▶
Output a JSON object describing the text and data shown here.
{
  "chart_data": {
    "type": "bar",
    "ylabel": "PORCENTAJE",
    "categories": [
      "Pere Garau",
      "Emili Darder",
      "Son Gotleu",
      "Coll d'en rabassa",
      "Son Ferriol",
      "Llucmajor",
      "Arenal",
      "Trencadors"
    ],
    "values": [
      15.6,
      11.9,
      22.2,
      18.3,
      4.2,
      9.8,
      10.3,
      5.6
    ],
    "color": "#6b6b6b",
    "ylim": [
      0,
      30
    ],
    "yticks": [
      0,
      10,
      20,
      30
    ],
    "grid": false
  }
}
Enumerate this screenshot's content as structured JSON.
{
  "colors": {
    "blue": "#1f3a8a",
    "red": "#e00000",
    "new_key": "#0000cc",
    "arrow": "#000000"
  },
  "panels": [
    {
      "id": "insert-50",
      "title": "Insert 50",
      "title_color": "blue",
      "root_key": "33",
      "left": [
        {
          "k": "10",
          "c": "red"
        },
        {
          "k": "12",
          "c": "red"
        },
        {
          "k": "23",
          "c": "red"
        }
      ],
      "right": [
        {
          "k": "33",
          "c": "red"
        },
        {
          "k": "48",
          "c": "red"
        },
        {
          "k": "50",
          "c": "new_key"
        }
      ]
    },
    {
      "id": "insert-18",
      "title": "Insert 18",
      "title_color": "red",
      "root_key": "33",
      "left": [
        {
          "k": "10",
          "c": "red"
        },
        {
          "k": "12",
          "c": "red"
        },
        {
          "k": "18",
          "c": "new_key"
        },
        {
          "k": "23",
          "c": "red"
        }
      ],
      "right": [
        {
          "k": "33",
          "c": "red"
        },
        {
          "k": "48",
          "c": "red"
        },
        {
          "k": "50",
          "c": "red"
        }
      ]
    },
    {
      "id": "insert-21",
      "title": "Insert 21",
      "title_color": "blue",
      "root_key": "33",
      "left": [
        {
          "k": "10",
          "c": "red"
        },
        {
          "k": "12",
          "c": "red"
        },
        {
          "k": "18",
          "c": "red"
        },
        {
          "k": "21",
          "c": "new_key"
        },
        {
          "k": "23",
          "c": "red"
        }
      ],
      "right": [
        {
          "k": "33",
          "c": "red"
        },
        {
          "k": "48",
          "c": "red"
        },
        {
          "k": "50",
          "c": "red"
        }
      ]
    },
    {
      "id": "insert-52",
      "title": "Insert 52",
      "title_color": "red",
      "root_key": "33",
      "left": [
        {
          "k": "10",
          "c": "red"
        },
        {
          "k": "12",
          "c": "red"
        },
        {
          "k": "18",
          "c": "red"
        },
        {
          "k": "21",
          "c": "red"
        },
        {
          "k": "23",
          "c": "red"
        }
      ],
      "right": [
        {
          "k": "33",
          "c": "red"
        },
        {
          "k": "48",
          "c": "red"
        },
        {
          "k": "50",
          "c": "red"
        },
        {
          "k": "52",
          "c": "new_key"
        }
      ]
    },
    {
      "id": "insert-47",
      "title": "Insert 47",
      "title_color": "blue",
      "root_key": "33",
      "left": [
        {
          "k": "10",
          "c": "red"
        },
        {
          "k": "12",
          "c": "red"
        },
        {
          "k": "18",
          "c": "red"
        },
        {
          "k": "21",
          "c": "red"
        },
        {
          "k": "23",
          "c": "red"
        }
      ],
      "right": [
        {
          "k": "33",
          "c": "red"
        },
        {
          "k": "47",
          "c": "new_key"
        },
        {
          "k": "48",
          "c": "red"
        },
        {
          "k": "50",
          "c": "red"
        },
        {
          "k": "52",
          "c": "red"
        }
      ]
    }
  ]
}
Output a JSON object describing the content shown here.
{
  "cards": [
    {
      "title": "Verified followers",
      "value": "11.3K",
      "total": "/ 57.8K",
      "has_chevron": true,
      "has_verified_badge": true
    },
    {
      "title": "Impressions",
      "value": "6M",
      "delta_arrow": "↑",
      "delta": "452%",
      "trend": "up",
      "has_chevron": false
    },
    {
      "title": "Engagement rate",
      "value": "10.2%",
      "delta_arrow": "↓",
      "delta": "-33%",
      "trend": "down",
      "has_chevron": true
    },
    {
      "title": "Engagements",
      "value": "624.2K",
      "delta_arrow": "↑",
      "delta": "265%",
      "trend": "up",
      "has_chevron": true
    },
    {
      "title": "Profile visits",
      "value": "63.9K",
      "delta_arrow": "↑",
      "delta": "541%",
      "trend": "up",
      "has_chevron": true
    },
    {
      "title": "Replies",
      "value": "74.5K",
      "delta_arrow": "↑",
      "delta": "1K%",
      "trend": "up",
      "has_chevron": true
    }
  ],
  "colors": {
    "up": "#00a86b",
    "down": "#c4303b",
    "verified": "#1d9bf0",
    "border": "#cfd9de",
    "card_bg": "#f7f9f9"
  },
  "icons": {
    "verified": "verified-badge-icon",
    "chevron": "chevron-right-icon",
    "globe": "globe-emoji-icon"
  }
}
◀
=== PROBLEM TO SOLVE ===
Filter the entries down to the lines with the word "Output" in them.

=== RESPONSE TO THIS TASK ===
Output a JSON object describing the text and data shown here.
Output a JSON object describing the content shown here.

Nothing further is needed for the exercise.